Required work »
Return all of the entries word for word, but omit the pictures they contain.

====== Data for the task

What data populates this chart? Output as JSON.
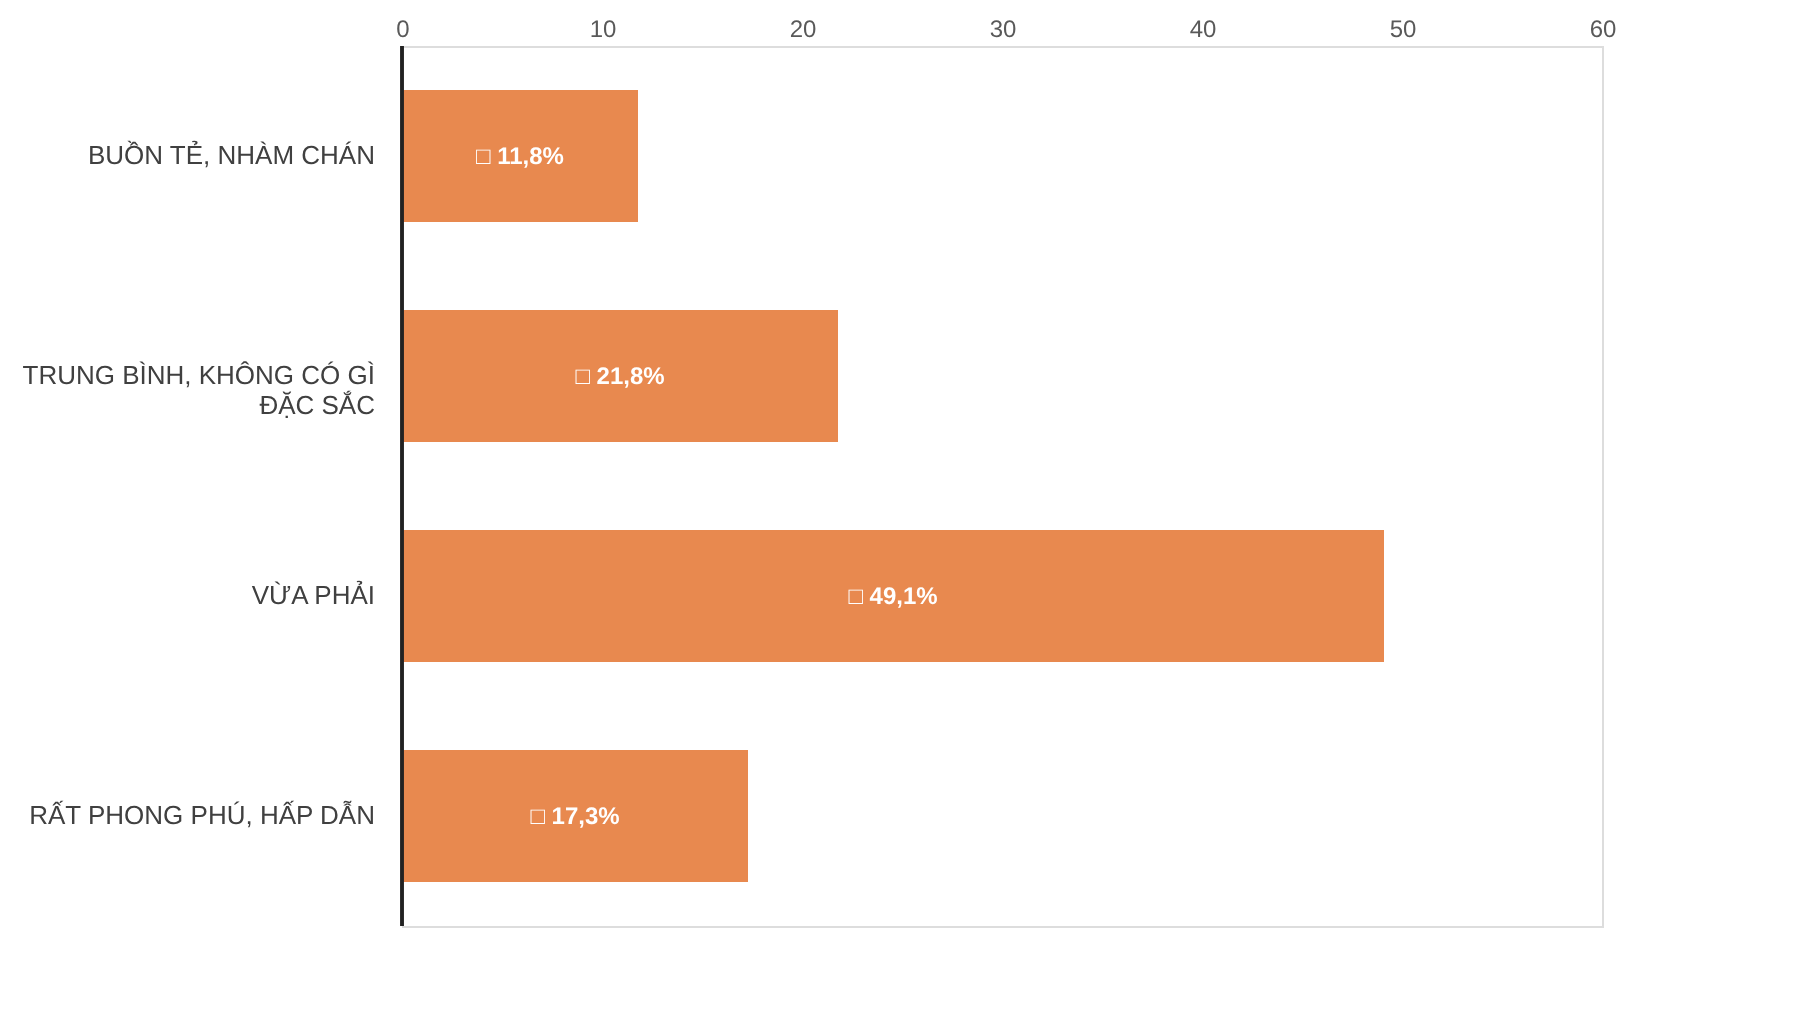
{
  "chart_data": {
    "type": "bar",
    "orientation": "horizontal",
    "categories": [
      "BUỒN TẺ,        NHÀM CHÁN",
      "TRUNG BÌNH, KHÔNG CÓ GÌ ĐẶC SẮC",
      "VỪA PHẢI",
      "RẤT PHONG PHÚ, HẤP DẪN"
    ],
    "values": [
      11.8,
      21.8,
      49.1,
      17.3
    ],
    "value_labels": [
      "□ 11,8%",
      "□ 21,8%",
      "□ 49,1%",
      "□ 17,3%"
    ],
    "color": "#e8894f",
    "xlim": [
      0,
      60
    ],
    "xticks": [
      0,
      10,
      20,
      30,
      40,
      50,
      60
    ],
    "grid": false,
    "legend": false
  }
}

============

Final result »
What data populates this chart? Output as JSON.
{
  "chart_data": {
    "type": "bar",
    "orientation": "horizontal",
    "categories": [
      "BUỒN TẺ,        NHÀM CHÁN",
      "TRUNG BÌNH, KHÔNG CÓ GÌ ĐẶC SẮC",
      "VỪA PHẢI",
      "RẤT PHONG PHÚ, HẤP DẪN"
    ],
    "values": [
      11.8,
      21.8,
      49.1,
      17.3
    ],
    "value_labels": [
      "□ 11,8%",
      "□ 21,8%",
      "□ 49,1%",
      "□ 17,3%"
    ],
    "color": "#e8894f",
    "xlim": [
      0,
      60
    ],
    "xticks": [
      0,
      10,
      20,
      30,
      40,
      50,
      60
    ],
    "grid": false,
    "legend": false
  }
}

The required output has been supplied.